Stored records:
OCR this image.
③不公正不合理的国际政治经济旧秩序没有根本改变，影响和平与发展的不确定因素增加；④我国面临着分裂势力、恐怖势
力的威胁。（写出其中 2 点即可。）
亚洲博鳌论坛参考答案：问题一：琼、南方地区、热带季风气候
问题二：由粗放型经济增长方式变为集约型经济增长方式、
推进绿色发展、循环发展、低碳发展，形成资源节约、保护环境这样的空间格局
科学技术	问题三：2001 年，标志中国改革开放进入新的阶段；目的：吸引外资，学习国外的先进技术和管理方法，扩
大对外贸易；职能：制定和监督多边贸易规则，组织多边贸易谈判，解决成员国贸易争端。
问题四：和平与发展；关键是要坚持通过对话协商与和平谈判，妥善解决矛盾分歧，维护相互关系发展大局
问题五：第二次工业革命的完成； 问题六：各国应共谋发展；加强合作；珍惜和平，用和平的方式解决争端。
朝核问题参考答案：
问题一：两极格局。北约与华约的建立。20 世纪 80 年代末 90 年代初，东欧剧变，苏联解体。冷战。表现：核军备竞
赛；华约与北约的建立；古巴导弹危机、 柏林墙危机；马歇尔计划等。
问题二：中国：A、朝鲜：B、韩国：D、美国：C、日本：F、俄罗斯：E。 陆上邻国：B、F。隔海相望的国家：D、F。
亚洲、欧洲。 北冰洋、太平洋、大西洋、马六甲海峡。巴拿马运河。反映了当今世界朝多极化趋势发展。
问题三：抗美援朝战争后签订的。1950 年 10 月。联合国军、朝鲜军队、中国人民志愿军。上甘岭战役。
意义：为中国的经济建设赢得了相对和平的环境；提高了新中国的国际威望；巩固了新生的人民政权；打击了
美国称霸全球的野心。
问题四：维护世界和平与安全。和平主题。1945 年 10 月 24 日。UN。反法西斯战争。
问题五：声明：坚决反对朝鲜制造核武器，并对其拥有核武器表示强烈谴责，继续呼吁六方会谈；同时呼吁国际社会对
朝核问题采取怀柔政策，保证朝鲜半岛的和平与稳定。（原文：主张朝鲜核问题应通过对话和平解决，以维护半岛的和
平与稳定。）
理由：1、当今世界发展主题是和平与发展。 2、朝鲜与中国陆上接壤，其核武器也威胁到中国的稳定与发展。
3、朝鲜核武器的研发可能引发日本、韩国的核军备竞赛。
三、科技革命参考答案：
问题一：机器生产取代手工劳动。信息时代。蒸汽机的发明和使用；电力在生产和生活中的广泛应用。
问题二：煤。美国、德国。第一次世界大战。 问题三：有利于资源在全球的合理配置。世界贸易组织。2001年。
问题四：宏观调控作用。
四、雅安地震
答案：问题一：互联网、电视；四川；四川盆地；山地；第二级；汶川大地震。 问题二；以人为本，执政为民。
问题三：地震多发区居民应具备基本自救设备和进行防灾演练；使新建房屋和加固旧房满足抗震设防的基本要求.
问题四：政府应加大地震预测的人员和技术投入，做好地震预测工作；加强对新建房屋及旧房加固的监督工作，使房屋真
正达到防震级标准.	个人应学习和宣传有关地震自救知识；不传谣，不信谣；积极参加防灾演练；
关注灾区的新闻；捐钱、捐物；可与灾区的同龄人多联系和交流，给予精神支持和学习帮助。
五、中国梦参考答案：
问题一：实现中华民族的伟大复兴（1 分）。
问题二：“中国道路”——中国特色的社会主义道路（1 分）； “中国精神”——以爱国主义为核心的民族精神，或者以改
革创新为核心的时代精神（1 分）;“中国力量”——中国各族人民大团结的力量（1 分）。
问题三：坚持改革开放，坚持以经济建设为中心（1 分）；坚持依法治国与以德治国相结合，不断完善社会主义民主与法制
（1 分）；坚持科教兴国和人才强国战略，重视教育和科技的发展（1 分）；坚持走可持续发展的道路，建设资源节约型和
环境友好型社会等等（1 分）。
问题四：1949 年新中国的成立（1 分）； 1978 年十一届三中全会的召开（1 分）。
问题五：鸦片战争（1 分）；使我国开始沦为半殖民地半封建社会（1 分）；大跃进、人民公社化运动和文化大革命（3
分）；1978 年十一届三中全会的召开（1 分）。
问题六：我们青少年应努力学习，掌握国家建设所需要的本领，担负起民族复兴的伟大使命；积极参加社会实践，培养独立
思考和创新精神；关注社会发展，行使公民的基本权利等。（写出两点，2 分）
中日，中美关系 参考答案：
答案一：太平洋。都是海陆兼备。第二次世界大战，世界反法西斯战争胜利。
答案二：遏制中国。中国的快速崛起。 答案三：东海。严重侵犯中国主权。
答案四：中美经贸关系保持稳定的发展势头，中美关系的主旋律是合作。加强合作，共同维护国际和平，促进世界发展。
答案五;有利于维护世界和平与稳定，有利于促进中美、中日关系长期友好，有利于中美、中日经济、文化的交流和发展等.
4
==
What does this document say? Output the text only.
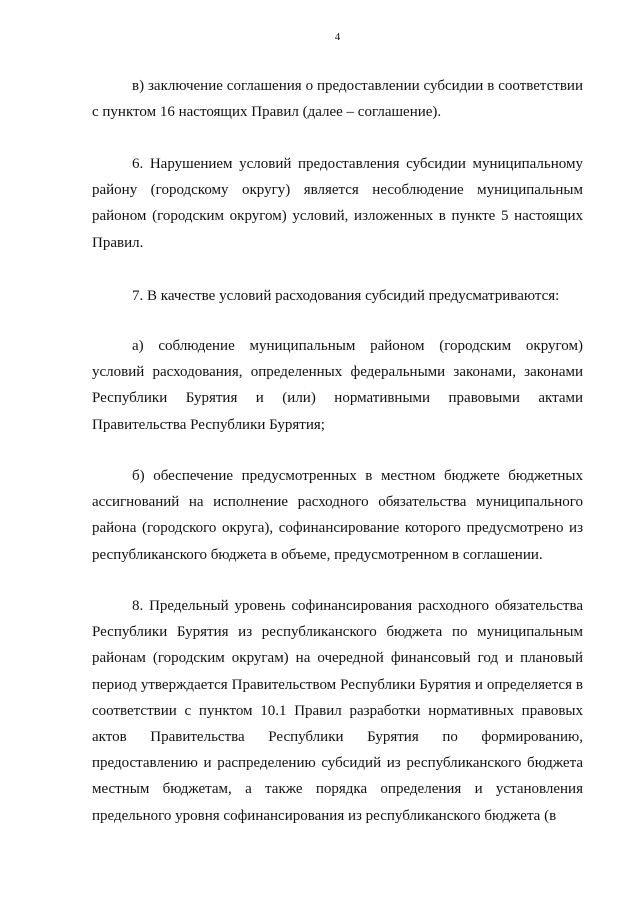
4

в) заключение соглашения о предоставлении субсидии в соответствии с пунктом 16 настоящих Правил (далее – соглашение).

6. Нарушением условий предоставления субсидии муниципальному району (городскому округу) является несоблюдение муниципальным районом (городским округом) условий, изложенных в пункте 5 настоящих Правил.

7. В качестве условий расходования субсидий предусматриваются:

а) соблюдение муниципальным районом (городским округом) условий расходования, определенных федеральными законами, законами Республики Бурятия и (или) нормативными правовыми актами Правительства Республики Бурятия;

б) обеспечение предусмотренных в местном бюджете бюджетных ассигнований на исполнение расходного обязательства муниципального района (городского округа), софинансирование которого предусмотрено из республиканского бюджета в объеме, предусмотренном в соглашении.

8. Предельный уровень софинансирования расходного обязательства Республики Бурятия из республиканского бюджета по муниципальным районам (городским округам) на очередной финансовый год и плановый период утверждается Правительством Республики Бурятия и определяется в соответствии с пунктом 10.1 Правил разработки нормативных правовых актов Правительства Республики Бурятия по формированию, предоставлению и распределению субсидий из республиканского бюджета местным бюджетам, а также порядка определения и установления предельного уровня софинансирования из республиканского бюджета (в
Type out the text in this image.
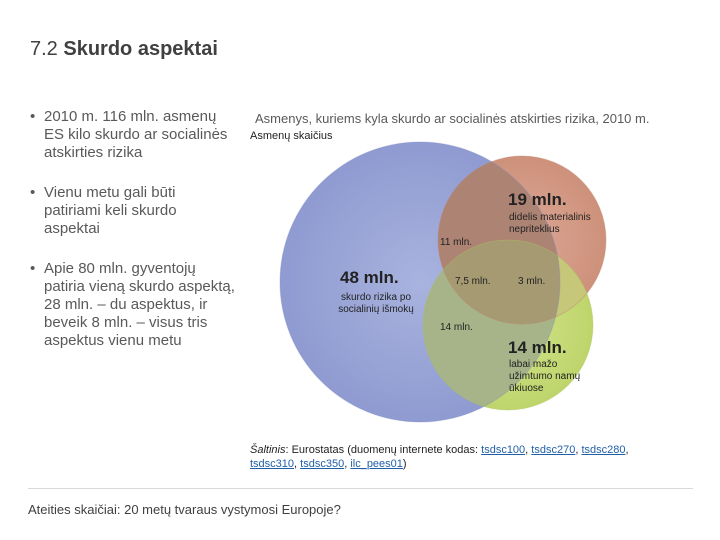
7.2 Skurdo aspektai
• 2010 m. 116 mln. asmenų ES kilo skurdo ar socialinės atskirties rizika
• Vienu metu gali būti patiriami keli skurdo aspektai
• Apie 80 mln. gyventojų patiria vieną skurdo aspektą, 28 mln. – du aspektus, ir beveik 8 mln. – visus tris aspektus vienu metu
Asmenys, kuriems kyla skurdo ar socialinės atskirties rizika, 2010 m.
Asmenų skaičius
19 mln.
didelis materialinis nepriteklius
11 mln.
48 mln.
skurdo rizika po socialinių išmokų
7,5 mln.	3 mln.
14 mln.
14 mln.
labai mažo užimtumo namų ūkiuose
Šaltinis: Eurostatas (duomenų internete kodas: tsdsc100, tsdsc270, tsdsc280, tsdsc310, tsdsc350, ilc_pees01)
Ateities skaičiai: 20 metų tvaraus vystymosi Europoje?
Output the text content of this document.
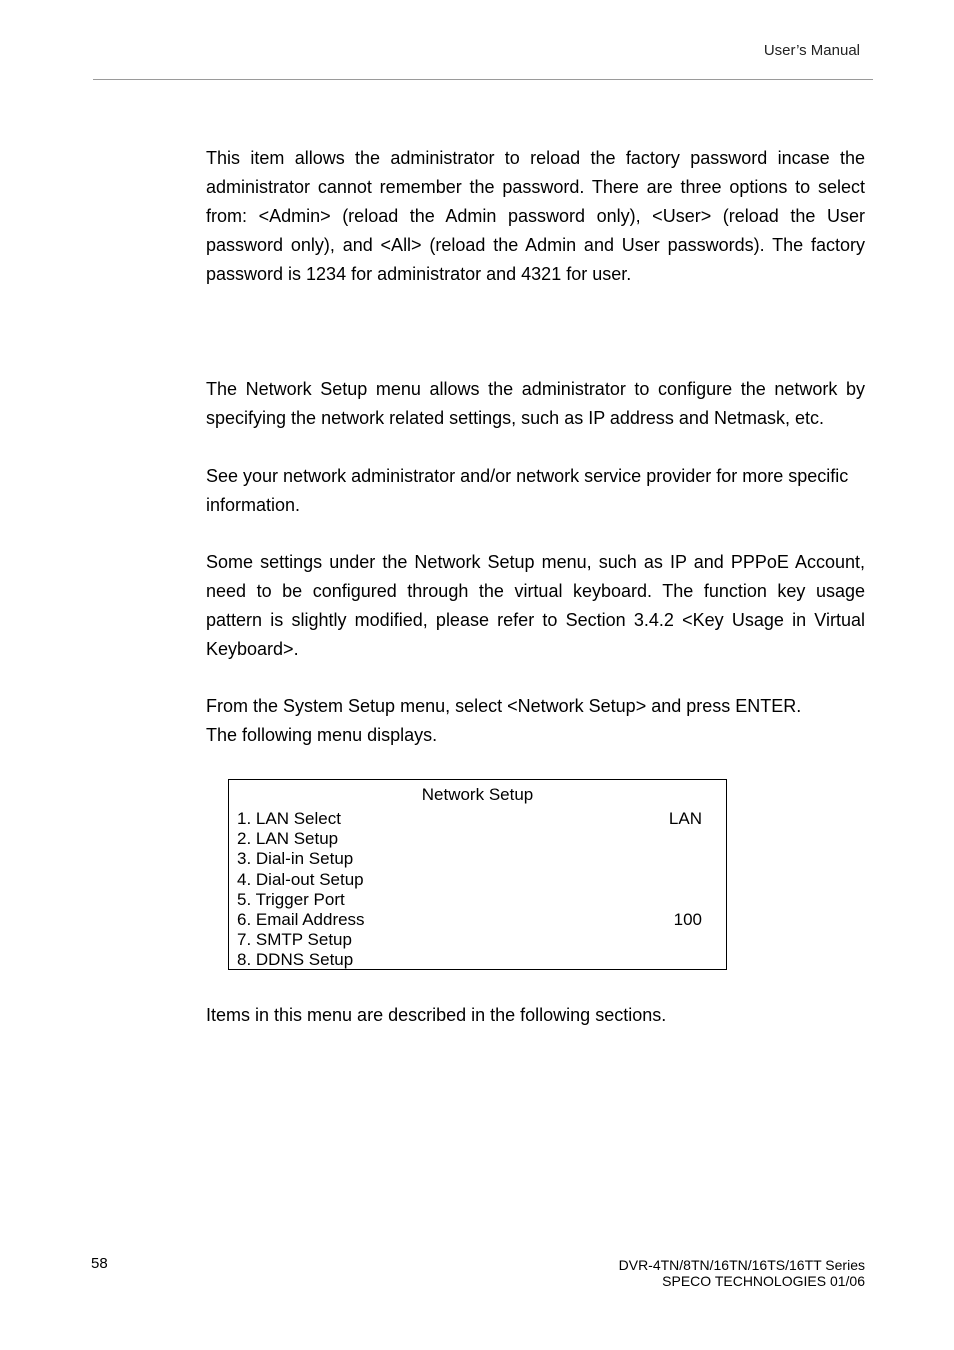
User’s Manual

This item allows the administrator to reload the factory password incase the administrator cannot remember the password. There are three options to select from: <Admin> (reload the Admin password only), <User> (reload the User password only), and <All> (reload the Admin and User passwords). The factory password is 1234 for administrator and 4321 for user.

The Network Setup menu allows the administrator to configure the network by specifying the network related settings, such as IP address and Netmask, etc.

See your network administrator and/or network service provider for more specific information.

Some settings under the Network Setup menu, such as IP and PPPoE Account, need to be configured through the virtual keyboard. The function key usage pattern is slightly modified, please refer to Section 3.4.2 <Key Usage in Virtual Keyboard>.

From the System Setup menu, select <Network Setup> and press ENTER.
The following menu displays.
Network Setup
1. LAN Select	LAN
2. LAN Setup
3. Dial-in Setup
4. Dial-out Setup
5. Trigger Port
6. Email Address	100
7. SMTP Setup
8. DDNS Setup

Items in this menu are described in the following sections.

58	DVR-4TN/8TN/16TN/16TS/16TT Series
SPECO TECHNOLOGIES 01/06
==
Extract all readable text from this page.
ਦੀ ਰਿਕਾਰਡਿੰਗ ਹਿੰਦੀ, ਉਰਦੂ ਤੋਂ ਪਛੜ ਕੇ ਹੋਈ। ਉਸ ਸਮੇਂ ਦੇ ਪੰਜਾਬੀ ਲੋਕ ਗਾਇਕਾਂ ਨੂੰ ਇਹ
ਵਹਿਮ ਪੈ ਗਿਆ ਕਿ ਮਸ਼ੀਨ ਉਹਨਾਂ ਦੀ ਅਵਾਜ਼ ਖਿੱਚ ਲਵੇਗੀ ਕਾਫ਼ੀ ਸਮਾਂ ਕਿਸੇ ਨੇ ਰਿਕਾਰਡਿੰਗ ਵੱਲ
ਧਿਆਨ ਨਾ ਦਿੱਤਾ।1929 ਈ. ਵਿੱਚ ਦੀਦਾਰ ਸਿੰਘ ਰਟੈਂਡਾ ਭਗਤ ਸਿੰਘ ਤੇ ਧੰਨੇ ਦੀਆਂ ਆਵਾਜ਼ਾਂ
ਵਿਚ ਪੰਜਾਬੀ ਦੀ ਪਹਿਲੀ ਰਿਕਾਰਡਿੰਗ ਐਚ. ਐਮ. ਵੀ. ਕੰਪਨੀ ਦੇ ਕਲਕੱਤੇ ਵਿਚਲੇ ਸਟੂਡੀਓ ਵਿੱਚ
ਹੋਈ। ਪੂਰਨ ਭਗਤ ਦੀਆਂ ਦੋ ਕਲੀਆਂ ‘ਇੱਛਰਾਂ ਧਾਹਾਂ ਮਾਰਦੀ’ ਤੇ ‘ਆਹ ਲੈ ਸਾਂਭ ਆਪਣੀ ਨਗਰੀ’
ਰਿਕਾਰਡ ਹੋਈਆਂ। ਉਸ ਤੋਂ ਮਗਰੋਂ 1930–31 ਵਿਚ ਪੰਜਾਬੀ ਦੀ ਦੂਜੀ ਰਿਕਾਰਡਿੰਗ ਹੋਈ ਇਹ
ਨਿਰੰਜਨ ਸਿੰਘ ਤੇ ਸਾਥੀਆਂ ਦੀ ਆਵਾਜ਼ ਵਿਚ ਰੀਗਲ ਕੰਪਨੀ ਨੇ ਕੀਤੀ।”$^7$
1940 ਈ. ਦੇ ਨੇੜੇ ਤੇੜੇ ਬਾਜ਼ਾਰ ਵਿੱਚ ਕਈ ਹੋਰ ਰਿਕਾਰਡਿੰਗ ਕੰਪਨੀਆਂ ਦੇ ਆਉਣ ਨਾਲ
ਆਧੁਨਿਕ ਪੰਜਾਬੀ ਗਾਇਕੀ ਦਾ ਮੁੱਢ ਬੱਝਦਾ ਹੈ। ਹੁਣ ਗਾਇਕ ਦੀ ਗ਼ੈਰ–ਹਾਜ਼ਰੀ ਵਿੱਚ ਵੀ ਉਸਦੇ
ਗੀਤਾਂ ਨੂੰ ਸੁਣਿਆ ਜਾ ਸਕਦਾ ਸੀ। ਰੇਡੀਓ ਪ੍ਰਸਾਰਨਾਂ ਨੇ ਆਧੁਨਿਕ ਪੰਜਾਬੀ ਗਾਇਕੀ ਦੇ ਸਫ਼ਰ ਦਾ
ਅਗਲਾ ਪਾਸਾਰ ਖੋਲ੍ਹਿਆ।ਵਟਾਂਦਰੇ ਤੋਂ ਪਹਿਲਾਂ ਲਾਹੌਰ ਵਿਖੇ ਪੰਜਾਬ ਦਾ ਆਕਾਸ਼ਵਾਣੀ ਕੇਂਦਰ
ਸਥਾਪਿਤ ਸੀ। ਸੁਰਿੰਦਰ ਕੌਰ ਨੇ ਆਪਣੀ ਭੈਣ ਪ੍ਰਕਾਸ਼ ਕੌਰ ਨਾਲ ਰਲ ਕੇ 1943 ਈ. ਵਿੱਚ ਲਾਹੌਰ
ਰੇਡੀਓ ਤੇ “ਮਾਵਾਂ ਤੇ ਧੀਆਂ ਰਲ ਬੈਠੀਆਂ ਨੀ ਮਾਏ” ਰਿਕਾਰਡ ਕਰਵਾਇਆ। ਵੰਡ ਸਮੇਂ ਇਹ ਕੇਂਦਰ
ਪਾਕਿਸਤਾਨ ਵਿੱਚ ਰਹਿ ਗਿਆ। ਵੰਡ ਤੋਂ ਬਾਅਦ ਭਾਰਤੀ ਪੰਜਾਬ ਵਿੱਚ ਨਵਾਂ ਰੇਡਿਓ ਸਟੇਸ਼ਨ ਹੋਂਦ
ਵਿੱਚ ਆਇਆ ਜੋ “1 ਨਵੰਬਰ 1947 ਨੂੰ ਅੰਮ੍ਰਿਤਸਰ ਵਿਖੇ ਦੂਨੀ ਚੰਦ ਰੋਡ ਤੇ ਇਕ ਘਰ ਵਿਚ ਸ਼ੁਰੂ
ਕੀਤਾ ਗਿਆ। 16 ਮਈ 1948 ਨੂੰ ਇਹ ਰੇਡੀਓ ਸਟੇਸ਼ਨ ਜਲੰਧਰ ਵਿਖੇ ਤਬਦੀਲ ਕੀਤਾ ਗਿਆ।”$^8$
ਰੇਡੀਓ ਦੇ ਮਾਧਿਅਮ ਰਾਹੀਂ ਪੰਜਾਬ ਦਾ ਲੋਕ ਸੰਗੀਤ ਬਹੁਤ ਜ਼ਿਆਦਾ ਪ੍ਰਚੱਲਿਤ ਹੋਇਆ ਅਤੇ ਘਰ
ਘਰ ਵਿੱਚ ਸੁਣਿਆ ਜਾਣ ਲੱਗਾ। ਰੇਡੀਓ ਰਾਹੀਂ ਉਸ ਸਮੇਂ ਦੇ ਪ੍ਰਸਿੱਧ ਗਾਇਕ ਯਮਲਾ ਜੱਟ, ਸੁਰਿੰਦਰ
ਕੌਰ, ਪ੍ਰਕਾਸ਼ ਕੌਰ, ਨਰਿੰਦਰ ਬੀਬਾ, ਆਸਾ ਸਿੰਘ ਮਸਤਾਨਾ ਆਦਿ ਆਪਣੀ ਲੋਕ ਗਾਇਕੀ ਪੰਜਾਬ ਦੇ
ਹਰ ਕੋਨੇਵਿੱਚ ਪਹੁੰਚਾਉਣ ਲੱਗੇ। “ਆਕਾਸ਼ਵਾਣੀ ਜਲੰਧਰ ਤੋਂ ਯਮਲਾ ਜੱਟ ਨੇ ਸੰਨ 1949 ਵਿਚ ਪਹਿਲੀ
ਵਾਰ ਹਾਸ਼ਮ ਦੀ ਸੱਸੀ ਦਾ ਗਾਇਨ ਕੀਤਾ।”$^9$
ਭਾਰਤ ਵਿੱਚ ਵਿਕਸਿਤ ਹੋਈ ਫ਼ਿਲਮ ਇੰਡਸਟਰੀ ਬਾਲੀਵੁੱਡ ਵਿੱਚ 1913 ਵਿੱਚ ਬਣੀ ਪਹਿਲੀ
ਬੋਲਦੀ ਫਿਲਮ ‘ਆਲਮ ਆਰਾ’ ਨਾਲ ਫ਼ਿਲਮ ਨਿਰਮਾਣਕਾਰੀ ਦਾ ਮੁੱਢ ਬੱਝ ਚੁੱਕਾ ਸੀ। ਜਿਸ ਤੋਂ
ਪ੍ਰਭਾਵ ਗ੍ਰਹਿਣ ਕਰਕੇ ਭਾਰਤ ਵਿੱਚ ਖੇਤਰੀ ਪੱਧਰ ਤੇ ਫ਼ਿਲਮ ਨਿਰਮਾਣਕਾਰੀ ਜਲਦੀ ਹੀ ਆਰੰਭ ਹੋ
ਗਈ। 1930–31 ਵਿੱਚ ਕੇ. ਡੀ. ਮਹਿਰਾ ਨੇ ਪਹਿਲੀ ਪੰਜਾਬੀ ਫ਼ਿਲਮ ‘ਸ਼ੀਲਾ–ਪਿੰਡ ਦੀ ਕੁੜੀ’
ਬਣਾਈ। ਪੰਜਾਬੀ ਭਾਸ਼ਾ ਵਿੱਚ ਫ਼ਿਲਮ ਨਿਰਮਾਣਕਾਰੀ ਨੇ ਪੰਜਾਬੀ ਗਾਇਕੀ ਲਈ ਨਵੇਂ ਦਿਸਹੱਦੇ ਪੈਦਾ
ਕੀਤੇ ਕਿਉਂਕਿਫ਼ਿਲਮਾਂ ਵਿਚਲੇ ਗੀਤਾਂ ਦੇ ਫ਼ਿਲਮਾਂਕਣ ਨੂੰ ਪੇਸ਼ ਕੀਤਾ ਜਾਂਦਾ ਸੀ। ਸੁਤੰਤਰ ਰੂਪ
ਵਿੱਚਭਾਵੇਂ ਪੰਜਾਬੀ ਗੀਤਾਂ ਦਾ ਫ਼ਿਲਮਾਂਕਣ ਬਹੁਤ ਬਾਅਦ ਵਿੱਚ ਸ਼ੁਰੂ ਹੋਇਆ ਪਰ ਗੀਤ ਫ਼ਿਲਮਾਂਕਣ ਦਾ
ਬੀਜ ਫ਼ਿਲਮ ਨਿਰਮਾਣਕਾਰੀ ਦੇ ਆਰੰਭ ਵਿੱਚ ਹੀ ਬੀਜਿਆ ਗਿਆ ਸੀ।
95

## TASK STATEMENT:
Gather each line in these records that contains the string "районом".

## RESULT FOR THIS EXERCISE:
6. Нарушением условий предоставления субсидии муниципальному району (городскому округу) является несоблюдение муниципальным районом (городским округом) условий, изложенных в пункте 5 настоящих Правил.
а) соблюдение муниципальным районом (городским округом) условий расходования, определенных федеральными законами, законами Республики Бурятия и (или) нормативными правовыми актами Правительства Республики Бурятия;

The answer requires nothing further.